> **WHAT YOU WILL DO**: Set down each record below precisely, skipping the pictures.

>> START INPUT DATA

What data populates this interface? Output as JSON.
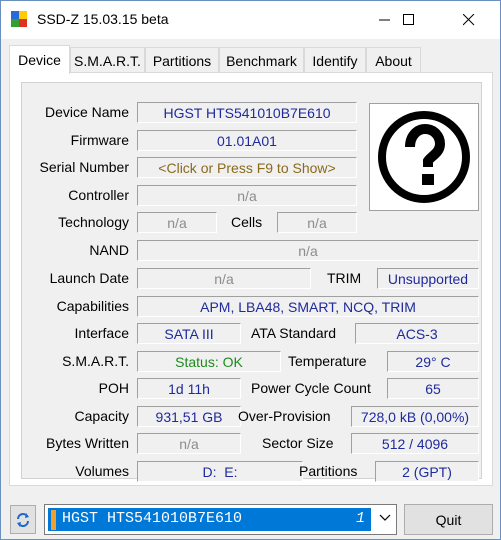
{
  "window": {
    "title": "SSD-Z 15.03.15 beta"
  },
  "tabs": [
    "Device",
    "S.M.A.R.T.",
    "Partitions",
    "Benchmark",
    "Identify",
    "About"
  ],
  "device": {
    "device_name_label": "Device Name",
    "device_name": "HGST HTS541010B7E610",
    "firmware_label": "Firmware",
    "firmware": "01.01A01",
    "serial_label": "Serial Number",
    "serial": "<Click or Press F9 to Show>",
    "controller_label": "Controller",
    "controller": "n/a",
    "technology_label": "Technology",
    "technology": "n/a",
    "cells_label": "Cells",
    "cells": "n/a",
    "nand_label": "NAND",
    "nand": "n/a",
    "launch_label": "Launch Date",
    "launch": "n/a",
    "trim_label": "TRIM",
    "trim": "Unsupported",
    "capabilities_label": "Capabilities",
    "capabilities": "APM, LBA48, SMART, NCQ, TRIM",
    "interface_label": "Interface",
    "interface": "SATA III",
    "ata_label": "ATA Standard",
    "ata": "ACS-3",
    "smart_label": "S.M.A.R.T.",
    "smart": "Status: OK",
    "temp_label": "Temperature",
    "temp": "29° C",
    "poh_label": "POH",
    "poh": "1d 11h",
    "pcc_label": "Power Cycle Count",
    "pcc": "65",
    "capacity_label": "Capacity",
    "capacity": "931,51 GB",
    "op_label": "Over-Provision",
    "op": "728,0 kB (0,00%)",
    "bw_label": "Bytes Written",
    "bw": "n/a",
    "sector_label": "Sector Size",
    "sector": "512 / 4096",
    "volumes_label": "Volumes",
    "volumes": "D:  E:",
    "partitions_label": "Partitions",
    "partitions": "2 (GPT)",
    "image_icon": "question-mark-icon"
  },
  "footer": {
    "drive_selected": "HGST HTS541010B7E610",
    "drive_number": "1",
    "quit_label": "Quit"
  },
  "colors": {
    "value_blue": "#1f2a9c",
    "na_gray": "#8c8c8c",
    "ok_green": "#1e8a1e",
    "selection": "#0078d7"
  }
}
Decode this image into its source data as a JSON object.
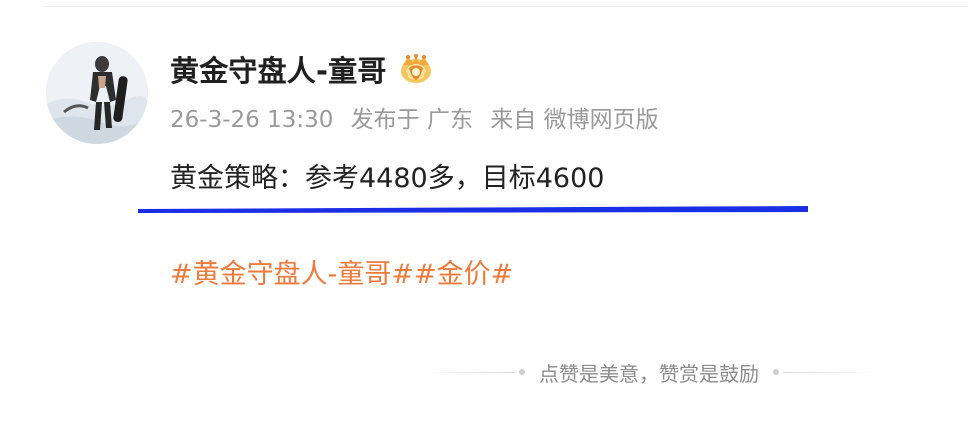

>> END INPUT DATA

> **COMPLETED TASK**:
What data populates this interface? Output as JSON.
{
  "window": {
    "title": "SSD-Z 15.03.15 beta"
  },
  "tabs": [
    "Device",
    "S.M.A.R.T.",
    "Partitions",
    "Benchmark",
    "Identify",
    "About"
  ],
  "device": {
    "device_name_label": "Device Name",
    "device_name": "HGST HTS541010B7E610",
    "firmware_label": "Firmware",
    "firmware": "01.01A01",
    "serial_label": "Serial Number",
    "serial": "<Click or Press F9 to Show>",
    "controller_label": "Controller",
    "controller": "n/a",
    "technology_label": "Technology",
    "technology": "n/a",
    "cells_label": "Cells",
    "cells": "n/a",
    "nand_label": "NAND",
    "nand": "n/a",
    "launch_label": "Launch Date",
    "launch": "n/a",
    "trim_label": "TRIM",
    "trim": "Unsupported",
    "capabilities_label": "Capabilities",
    "capabilities": "APM, LBA48, SMART, NCQ, TRIM",
    "interface_label": "Interface",
    "interface": "SATA III",
    "ata_label": "ATA Standard",
    "ata": "ACS-3",
    "smart_label": "S.M.A.R.T.",
    "smart": "Status: OK",
    "temp_label": "Temperature",
    "temp": "29° C",
    "poh_label": "POH",
    "poh": "1d 11h",
    "pcc_label": "Power Cycle Count",
    "pcc": "65",
    "capacity_label": "Capacity",
    "capacity": "931,51 GB",
    "op_label": "Over-Provision",
    "op": "728,0 kB (0,00%)",
    "bw_label": "Bytes Written",
    "bw": "n/a",
    "sector_label": "Sector Size",
    "sector": "512 / 4096",
    "volumes_label": "Volumes",
    "volumes": "D:  E:",
    "partitions_label": "Partitions",
    "partitions": "2 (GPT)",
    "image_icon": "question-mark-icon"
  },
  "footer": {
    "drive_selected": "HGST HTS541010B7E610",
    "drive_number": "1",
    "quit_label": "Quit"
  },
  "colors": {
    "value_blue": "#1f2a9c",
    "na_gray": "#8c8c8c",
    "ok_green": "#1e8a1e",
    "selection": "#0078d7"
  }
}
Decode this image into its source data as a JSON object.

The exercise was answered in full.